**Stored data**
-.-.-
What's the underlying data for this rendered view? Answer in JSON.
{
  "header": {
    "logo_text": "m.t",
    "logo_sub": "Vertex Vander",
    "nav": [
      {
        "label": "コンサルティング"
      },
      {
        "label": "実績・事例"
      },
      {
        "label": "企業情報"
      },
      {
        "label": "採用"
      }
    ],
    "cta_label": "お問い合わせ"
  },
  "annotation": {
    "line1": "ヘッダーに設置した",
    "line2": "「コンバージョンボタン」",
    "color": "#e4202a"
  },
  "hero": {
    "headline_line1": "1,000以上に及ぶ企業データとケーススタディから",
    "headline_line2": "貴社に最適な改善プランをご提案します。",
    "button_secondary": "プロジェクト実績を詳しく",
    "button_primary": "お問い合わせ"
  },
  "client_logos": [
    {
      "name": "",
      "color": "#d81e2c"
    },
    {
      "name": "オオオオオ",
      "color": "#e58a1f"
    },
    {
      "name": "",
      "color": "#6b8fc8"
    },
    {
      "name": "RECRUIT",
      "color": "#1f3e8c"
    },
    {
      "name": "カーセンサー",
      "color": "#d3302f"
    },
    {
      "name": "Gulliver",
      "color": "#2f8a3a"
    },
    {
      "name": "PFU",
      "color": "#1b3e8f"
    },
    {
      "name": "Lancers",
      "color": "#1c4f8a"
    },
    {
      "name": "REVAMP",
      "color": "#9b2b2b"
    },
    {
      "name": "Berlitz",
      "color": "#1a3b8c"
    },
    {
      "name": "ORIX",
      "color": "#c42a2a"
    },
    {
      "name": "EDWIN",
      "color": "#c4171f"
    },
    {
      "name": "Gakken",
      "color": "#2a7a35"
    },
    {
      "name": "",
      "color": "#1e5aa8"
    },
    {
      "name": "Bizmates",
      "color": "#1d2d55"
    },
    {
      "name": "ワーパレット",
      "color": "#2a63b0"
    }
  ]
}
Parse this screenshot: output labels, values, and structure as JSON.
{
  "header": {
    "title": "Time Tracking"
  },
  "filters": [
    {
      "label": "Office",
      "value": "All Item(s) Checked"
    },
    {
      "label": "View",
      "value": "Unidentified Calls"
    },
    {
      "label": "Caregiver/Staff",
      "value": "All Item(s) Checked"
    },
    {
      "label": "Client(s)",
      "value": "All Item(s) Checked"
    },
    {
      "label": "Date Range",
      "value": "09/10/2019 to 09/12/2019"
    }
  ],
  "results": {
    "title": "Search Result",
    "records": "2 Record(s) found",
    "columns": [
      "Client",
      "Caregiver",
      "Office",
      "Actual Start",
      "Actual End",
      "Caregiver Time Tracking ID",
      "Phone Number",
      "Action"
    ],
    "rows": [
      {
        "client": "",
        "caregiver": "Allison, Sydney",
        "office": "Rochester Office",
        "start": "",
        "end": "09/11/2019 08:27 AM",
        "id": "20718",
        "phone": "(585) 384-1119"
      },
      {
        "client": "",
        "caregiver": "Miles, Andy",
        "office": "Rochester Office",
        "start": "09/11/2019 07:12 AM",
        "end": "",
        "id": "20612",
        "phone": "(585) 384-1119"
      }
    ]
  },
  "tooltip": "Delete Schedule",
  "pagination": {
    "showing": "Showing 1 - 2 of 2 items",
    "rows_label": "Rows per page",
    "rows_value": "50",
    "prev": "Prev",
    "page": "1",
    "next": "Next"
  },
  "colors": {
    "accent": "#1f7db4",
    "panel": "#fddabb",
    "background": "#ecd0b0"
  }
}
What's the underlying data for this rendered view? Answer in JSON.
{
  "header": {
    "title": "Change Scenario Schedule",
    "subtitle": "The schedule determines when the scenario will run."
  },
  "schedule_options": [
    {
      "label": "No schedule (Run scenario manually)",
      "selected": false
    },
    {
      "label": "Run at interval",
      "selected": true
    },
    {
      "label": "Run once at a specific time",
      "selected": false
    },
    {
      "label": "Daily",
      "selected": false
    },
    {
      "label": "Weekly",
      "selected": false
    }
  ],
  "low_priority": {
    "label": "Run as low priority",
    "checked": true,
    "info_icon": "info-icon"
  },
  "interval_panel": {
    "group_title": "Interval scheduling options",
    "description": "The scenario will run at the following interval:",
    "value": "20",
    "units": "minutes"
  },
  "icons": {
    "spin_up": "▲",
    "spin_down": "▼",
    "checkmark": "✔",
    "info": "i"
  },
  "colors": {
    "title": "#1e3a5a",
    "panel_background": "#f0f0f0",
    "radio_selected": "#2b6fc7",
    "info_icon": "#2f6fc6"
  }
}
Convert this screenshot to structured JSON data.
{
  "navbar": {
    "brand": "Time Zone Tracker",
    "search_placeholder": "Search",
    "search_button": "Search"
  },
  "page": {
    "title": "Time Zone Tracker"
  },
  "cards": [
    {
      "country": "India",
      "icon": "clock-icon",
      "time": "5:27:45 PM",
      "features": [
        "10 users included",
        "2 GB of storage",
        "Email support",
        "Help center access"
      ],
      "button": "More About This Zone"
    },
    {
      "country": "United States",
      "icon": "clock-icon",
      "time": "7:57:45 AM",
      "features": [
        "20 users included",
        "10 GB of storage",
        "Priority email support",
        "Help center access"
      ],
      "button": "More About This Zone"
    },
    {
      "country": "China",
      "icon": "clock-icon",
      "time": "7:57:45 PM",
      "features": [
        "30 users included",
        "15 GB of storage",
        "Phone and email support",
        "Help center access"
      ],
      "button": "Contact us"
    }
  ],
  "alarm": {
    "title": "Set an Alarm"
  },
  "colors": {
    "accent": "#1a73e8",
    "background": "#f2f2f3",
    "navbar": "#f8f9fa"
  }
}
-.-.-
Identify the lines of the data that contain the word "Zone". Copy each of them.

    "brand": "Time Zone Tracker",
    "title": "Time Zone Tracker"
      "button": "More About This Zone"
      "button": "More About This Zone"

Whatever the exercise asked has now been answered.